Dataset entries:
--- start ---

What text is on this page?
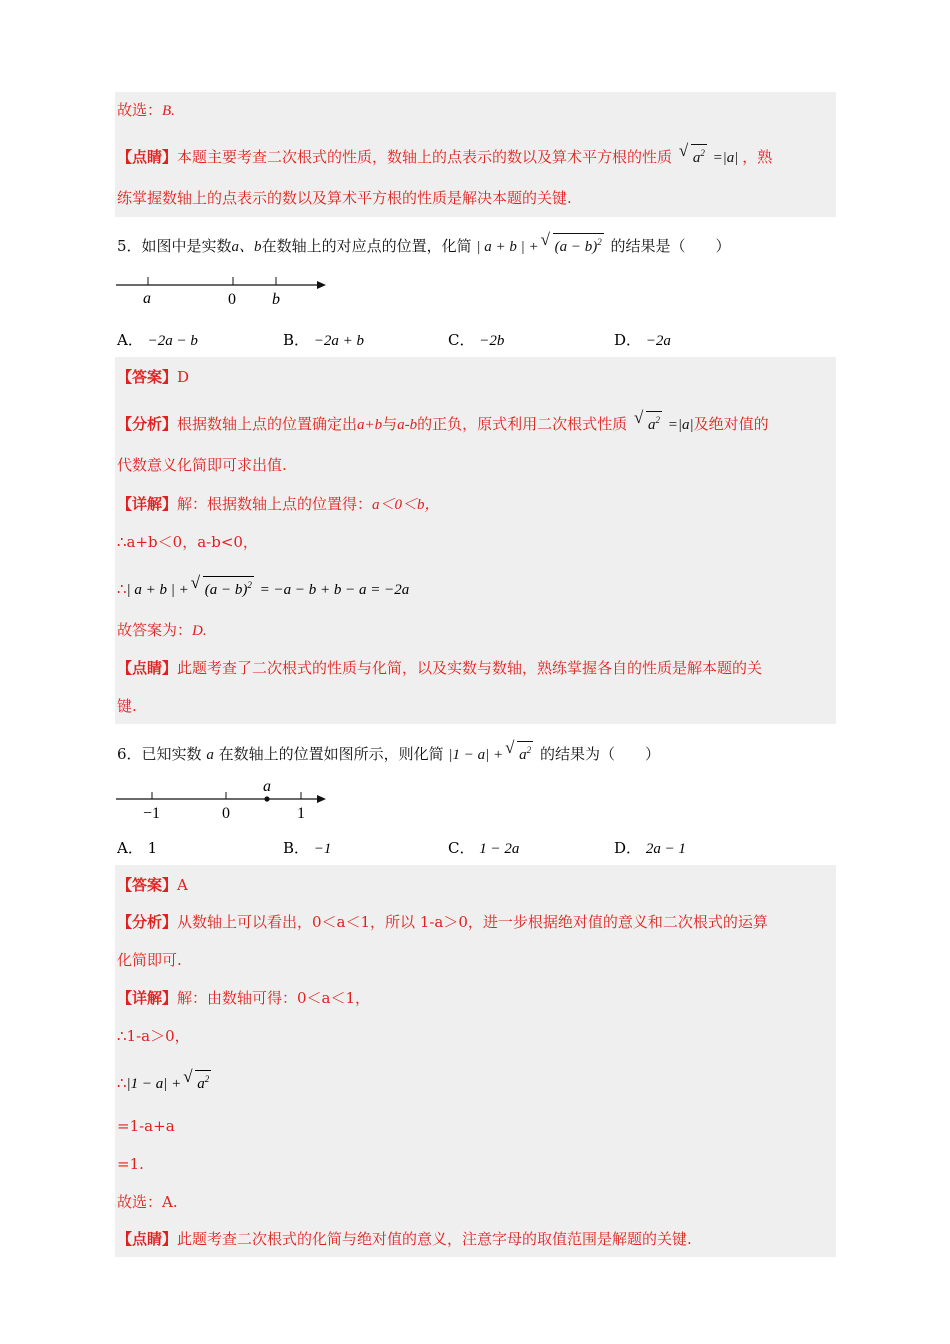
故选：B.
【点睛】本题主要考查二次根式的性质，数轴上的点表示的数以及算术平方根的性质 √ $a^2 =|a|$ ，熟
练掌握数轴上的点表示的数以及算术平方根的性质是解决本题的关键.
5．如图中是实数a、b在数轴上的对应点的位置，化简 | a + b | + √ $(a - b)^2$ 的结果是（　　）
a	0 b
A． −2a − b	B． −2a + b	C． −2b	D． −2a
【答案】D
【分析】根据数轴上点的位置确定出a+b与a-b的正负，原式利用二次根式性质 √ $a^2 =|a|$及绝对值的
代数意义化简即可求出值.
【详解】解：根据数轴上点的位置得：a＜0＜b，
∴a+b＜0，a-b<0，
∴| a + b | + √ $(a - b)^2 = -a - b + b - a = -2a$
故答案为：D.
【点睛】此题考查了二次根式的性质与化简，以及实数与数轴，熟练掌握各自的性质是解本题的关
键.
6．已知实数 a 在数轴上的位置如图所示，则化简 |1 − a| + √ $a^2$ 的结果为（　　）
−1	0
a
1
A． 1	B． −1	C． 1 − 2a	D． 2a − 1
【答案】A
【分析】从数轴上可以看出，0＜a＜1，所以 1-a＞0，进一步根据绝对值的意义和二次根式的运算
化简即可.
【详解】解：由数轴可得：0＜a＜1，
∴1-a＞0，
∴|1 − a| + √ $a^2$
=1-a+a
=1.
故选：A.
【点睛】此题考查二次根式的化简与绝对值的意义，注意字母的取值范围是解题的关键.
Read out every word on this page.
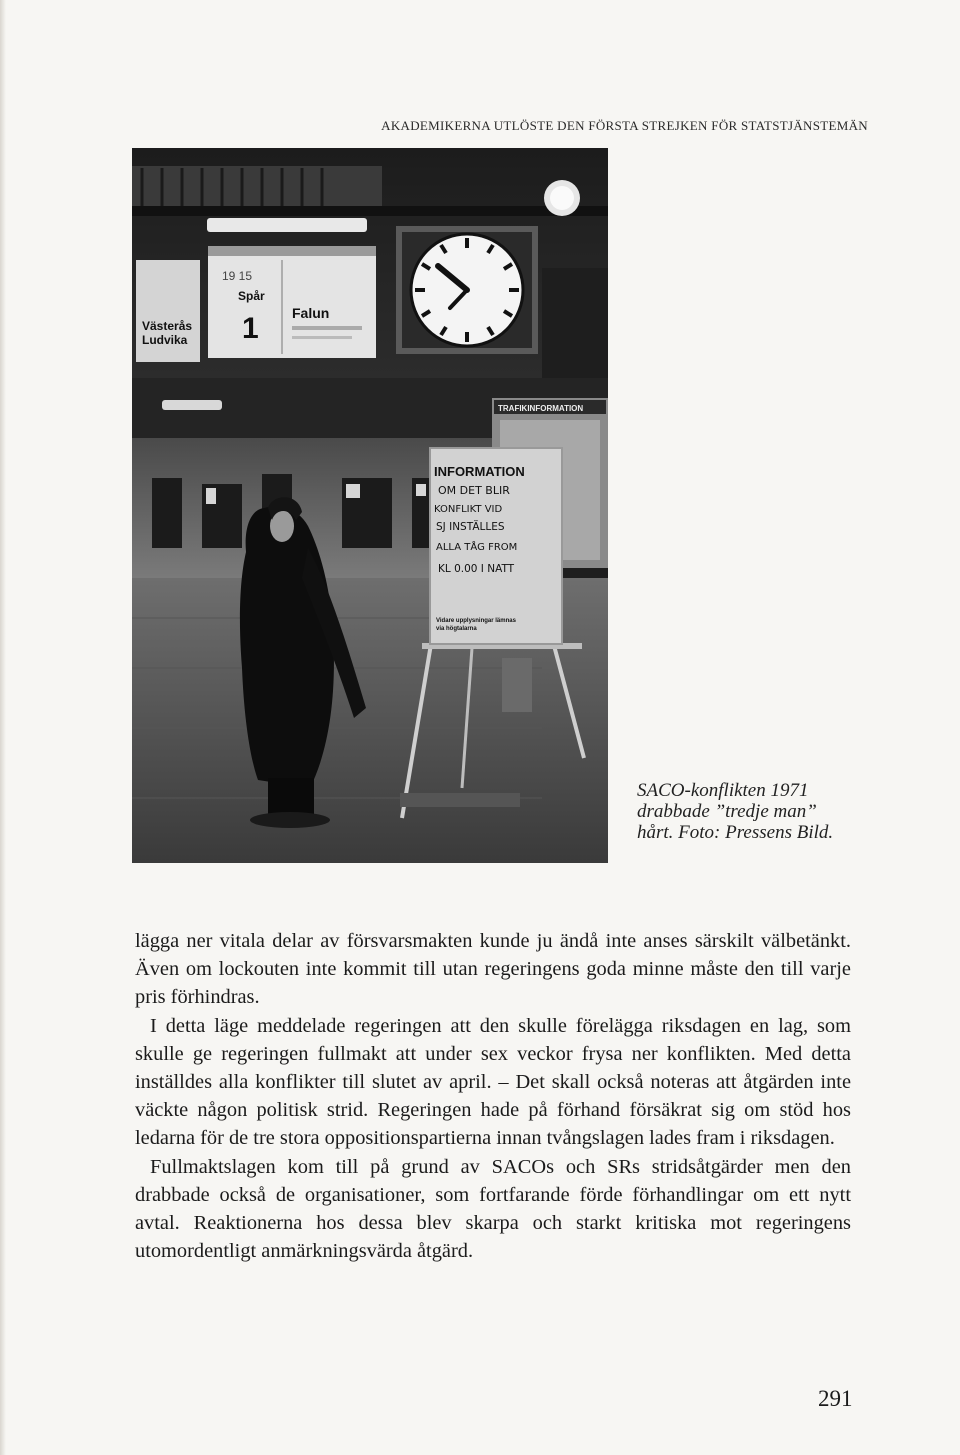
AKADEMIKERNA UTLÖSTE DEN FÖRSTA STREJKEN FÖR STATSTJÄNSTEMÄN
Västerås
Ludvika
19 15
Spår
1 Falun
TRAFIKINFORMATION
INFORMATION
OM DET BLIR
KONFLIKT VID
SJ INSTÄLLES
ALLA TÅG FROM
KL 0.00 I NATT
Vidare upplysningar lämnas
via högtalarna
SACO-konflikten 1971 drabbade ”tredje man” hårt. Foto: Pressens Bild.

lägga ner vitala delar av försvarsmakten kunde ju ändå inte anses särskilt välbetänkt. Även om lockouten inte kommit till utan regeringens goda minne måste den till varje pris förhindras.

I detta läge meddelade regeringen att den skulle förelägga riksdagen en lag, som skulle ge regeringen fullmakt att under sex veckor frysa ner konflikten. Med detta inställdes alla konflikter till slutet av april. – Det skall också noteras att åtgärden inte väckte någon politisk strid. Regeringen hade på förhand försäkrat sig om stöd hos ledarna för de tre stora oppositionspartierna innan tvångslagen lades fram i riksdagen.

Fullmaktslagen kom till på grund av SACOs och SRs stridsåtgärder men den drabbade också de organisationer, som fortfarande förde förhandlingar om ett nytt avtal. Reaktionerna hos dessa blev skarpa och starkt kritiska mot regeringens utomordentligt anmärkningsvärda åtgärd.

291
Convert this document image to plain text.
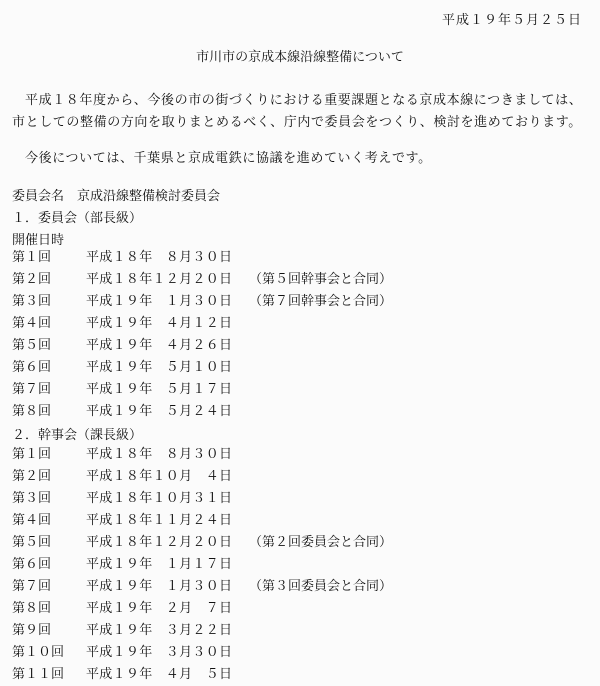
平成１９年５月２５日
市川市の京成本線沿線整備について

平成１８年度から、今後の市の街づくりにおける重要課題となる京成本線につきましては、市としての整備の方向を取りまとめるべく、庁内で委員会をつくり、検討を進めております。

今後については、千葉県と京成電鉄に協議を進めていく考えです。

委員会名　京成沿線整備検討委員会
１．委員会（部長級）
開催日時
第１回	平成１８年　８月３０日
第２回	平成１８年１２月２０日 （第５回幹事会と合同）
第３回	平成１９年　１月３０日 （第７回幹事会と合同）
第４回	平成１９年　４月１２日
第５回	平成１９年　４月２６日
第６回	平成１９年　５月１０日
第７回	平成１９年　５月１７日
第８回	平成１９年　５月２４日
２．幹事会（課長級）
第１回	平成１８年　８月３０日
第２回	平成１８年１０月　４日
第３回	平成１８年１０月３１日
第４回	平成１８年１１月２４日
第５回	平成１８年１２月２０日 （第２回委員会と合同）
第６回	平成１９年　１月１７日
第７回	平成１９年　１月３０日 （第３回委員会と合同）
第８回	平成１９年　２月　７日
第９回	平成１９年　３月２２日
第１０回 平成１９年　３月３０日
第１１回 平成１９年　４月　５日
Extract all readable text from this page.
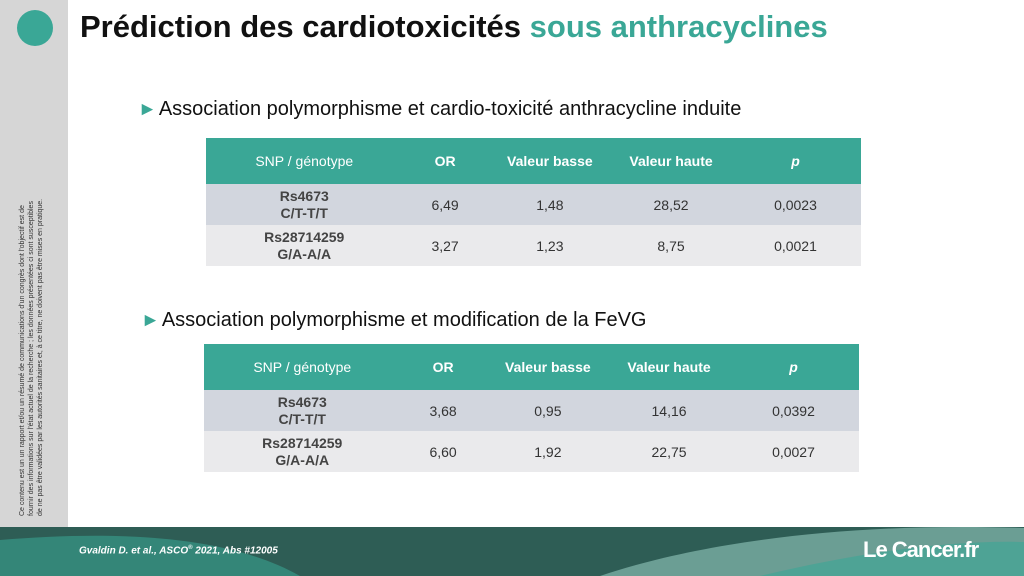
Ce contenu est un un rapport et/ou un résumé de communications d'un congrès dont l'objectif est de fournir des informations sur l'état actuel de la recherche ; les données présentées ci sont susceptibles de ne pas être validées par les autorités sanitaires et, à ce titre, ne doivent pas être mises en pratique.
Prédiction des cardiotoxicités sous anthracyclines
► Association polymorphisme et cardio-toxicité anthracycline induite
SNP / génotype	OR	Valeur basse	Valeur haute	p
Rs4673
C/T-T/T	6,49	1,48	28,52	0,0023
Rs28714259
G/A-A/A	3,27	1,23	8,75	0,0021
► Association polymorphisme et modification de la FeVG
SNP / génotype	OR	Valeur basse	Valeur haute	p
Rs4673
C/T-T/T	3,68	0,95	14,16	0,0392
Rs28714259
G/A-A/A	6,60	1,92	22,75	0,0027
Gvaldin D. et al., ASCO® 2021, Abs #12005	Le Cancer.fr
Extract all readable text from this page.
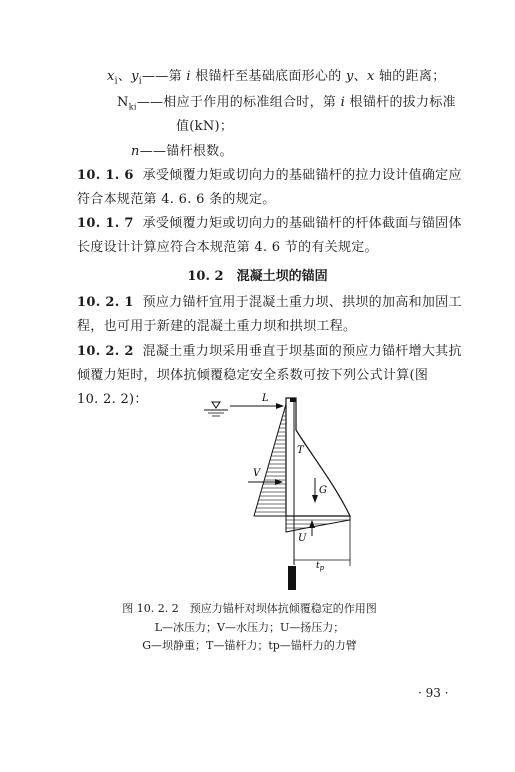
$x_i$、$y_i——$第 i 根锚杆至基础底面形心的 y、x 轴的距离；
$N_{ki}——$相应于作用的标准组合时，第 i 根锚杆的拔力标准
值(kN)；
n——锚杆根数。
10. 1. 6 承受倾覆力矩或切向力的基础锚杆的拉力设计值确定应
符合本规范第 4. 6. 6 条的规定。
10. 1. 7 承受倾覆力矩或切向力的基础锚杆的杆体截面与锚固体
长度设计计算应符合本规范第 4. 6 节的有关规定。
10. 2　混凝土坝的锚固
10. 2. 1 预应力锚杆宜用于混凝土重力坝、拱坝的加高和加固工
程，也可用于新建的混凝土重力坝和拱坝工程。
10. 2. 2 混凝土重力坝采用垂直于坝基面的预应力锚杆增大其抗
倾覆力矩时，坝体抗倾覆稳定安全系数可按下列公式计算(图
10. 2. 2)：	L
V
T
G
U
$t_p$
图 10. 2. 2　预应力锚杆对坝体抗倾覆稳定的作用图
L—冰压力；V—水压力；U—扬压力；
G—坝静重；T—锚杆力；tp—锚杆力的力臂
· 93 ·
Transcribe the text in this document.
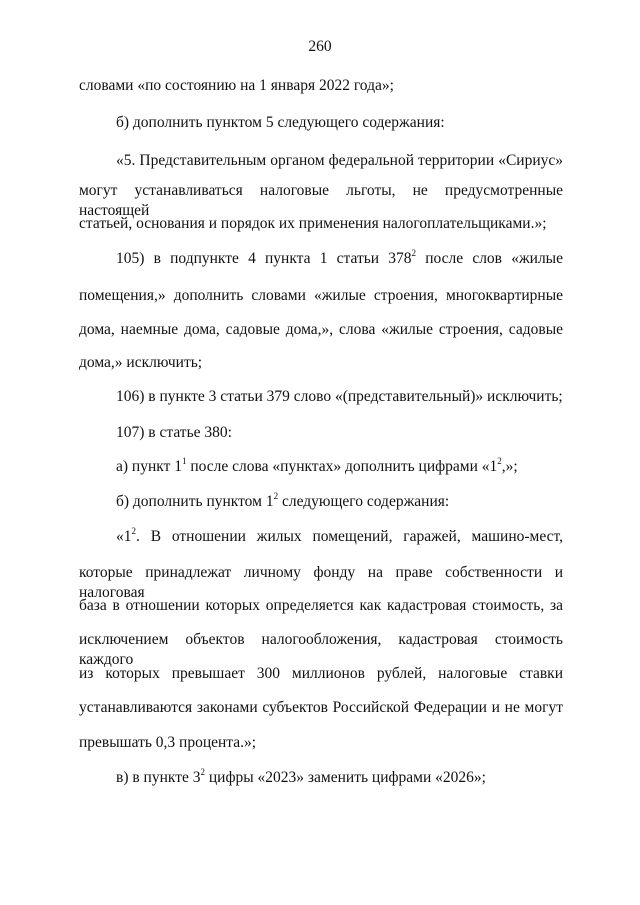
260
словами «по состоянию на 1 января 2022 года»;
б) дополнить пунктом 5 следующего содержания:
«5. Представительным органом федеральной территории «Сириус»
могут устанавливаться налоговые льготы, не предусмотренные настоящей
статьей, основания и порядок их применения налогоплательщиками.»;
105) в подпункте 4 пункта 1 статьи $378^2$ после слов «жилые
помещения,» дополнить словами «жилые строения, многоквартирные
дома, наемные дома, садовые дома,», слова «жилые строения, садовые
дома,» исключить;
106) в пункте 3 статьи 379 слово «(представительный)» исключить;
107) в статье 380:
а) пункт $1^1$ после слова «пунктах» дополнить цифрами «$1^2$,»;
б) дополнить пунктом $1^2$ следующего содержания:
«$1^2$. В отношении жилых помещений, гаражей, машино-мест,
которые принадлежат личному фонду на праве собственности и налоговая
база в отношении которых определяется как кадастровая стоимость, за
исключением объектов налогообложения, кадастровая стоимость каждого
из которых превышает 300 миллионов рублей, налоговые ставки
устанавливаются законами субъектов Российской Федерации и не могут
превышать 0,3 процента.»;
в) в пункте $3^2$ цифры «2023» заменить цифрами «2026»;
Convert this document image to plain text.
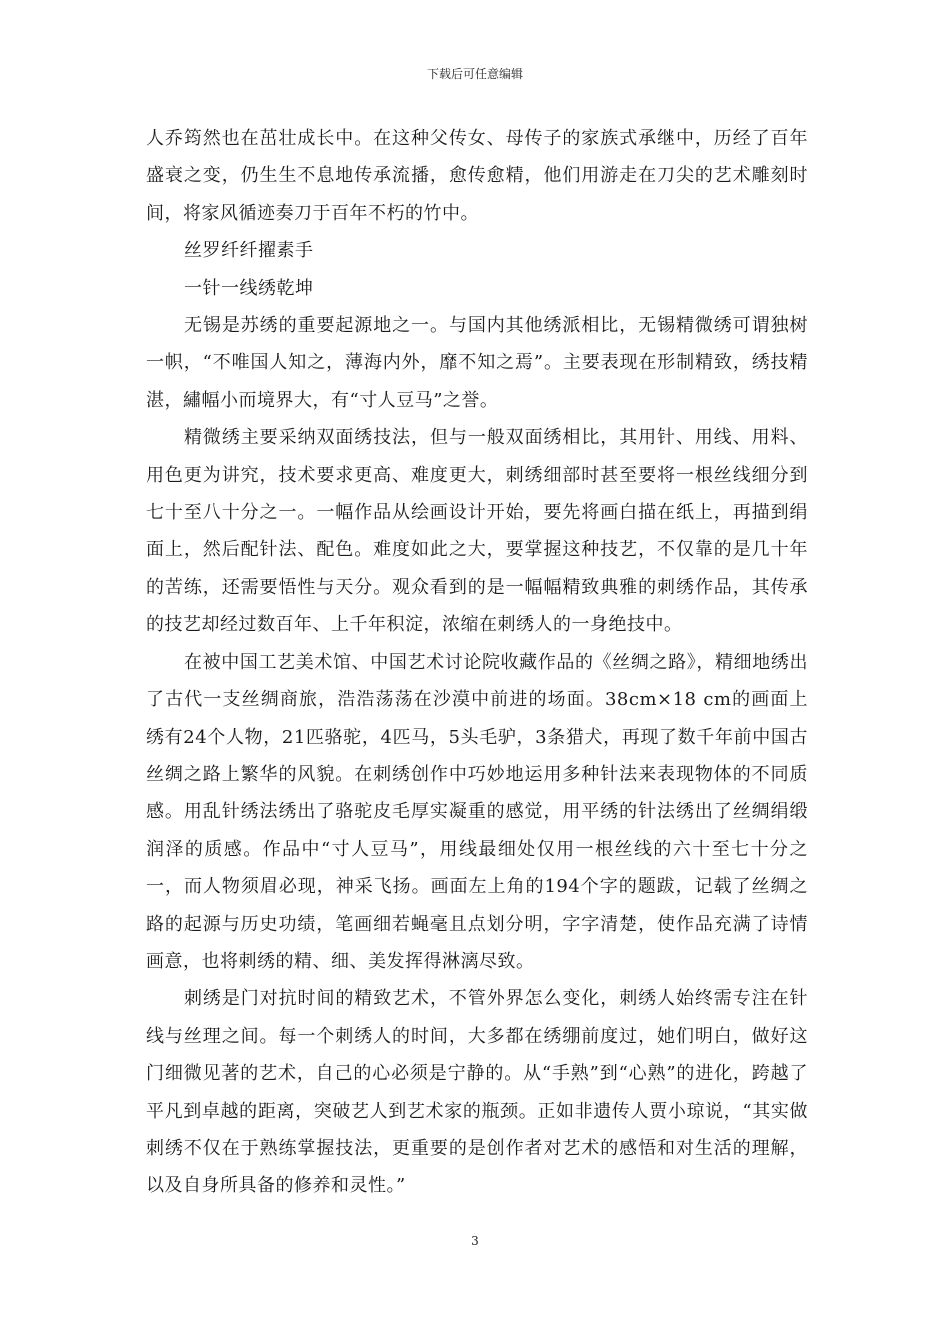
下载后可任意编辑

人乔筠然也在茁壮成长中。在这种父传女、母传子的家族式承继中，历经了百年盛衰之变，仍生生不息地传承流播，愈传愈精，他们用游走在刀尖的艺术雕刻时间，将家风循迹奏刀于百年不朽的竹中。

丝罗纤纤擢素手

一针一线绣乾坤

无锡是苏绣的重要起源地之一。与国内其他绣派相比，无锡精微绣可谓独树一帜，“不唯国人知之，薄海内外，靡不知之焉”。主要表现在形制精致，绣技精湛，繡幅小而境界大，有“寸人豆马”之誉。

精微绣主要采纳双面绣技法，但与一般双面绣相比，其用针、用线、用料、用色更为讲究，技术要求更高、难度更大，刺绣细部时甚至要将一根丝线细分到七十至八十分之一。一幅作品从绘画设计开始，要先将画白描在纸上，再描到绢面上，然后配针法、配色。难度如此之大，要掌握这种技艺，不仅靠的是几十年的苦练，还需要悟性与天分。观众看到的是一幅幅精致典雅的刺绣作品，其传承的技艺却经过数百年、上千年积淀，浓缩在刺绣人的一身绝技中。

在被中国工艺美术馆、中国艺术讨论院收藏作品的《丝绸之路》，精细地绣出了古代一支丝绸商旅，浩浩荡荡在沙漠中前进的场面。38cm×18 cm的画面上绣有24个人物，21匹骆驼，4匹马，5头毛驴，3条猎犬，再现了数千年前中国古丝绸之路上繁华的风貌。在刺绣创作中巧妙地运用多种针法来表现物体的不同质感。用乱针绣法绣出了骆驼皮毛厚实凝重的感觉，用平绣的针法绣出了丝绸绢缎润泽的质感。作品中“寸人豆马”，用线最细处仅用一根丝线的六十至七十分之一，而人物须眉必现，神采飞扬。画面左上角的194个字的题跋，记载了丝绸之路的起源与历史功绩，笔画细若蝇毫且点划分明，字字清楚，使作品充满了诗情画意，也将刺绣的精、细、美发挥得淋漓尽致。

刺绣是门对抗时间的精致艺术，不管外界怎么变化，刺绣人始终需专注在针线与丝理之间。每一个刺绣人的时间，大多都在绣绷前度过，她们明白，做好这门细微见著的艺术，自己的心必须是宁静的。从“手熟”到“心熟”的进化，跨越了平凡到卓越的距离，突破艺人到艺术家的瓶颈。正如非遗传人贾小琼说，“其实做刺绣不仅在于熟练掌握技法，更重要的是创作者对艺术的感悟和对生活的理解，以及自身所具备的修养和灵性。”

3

--- end ---

**WHAT IS EXPECTED**
Tally the lines above that contain the word "содержания", and reply with only the number.

**FULL ANSWER**
2